Uncompressed video delivers maximum quality, but at a very high data rate. A variety of methods are used to compress video streams, with the most effective ones using a group of pictures (GOP) to reduce spatial and temporal redundancy. Broadly speaking, spatial redundancy is reduced by registering differences between parts of a single frame; this task is known as intraframe compression and is closely related to image compression. Likewise, temporal redundancy can be reduced by registering differences between frames; this task is known as interframe compression, including motion compensation and other techniques. The most common modern compression standards are MPEG-2, used for DVD, Blu-ray and satellite television, and MPEG-4, used for AVCHD, Mobile phones (3GP) and Internet.

Stereoscopic
Stereoscopic video for 3d film and other applications can be displayed using several different methods:
 Two channels: a right channel for the right eye and a left channel for the left eye. Both channels may be viewed simultaneously by using light-polarizing filters 90 degrees off-axis from each other on two video projectors. These separately polarized channels are viewed wearing eyeglasses with matching polarization filters.
 Anaglyph 3D where one channel is overlaid with two color-coded layers. This left and right layer technique is occasionally used for network broadcast or recent anaglyph releases of 3D movies on DVD. Simple red/cyan plastic glasses provide the means to view the images discretely to form a stereoscopic view of the content.
 One channel with alternating left and right frames for the corresponding eye, using LCD shutter glasses that synchronize to the video to alternately block the image to each eye, so the appropriate eye sees the correct frame. This method is most common in computer virtual reality applications such as in a Cave Automatic Virtual Environment, but reduces effective video framerate by a factor of two.

Formats
Different layers of video transmission and storage each provide their own set of formats to choose from.

For transmission, there is a physical connector and signal protocol (see List of video connectors).  A given physical link can carry certain display standards that specify a particular refresh rate, display resolution, and color space.

==================================================

● PROBLEMS AND TASKS
• a. In the video text, which compression standard is used for DVD, Blu-ray and satellite television?
• b. Pick up the text on video compression and formats after its last sentence and keep writing it.
The records that follow have no connection to the video text.

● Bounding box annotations
==================================================

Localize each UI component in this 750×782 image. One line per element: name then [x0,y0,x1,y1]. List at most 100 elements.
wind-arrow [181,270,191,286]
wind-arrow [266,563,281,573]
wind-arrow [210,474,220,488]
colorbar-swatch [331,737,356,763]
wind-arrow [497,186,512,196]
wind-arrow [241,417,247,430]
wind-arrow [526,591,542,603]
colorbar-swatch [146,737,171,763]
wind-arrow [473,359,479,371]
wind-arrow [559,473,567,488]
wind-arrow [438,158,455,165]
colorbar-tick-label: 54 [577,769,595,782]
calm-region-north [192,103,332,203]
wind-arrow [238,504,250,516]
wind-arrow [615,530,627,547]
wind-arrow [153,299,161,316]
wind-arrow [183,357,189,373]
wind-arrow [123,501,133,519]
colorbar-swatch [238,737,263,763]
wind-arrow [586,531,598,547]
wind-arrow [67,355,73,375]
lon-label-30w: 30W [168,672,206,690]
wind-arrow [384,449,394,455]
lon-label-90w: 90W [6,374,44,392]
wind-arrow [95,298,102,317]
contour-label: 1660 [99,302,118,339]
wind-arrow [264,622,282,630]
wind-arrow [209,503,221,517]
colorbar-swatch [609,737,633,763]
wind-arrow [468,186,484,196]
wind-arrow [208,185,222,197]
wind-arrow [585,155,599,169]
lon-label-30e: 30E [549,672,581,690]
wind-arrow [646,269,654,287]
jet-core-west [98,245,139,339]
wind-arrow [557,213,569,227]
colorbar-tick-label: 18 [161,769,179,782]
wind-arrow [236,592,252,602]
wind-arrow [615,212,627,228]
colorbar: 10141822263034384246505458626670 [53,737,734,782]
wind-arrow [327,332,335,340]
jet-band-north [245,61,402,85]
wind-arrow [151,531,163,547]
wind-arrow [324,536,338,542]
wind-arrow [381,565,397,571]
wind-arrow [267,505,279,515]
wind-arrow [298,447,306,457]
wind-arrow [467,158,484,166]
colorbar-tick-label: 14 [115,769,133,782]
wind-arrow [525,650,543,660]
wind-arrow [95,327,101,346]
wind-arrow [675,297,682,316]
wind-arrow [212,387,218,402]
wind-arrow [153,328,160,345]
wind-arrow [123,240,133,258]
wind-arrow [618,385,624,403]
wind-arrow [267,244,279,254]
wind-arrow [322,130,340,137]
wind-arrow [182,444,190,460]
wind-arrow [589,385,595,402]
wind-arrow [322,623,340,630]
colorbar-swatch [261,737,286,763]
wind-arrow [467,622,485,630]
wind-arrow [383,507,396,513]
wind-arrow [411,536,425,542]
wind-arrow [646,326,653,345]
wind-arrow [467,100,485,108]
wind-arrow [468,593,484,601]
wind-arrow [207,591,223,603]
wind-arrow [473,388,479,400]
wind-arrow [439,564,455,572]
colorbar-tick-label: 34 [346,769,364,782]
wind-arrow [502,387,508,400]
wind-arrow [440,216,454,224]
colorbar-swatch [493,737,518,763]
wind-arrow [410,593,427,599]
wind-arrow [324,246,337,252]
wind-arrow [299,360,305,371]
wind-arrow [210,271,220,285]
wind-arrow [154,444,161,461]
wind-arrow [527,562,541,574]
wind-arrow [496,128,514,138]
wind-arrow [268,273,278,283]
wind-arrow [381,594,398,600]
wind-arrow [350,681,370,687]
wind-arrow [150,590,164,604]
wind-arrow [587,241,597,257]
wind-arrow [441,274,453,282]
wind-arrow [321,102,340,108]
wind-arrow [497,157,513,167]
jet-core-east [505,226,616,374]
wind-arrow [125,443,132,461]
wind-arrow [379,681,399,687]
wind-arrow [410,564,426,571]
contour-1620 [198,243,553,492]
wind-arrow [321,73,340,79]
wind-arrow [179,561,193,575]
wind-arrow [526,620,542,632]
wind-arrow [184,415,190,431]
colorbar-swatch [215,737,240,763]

==================================================

● RESULTS OF THE EXERCISE
• a. MPEG-2

• b.
Many analog and digital recording formats are in use, and digital video clips can also be stored on a computer file system as files, which have their own formats.  In addition to the physical format used by the data storage device or transmission medium, the stream of ones and zeros that is sent must be in a particular digital video coding format, of which a number are available.

Analog video
Analog video is a video signal represented by one or more analog signals. Analog color video signals include luminance, brightness (Y) and chrominance (C).  When combined into one channel, as is the case, among others with NTSC, PAL and SECAM it is called composite video. Analog video may be carried in separate channels, as in two channel S-Video (YC) and multi-channel component video formats.

Analog video is used in both consumer and professional television production applications.

Digital video
Digital video signal formats have been adopted, including serial digital interface (SDI), Digital Visual Interface (DVI), High-Definition Multimedia Interface (HDMI) and DisplayPort Interface.

Transport medium
Video can be transmitted or transported in a variety of ways including wireless terrestrial television as an analog or digital signal, coaxial cable in a closed-circuit system as an analog signal. Broadcast or studio cameras use a single or dual coaxial cable system using serial digital interface (SDI). See List of video connectors for information about physical connectors and related signal standards.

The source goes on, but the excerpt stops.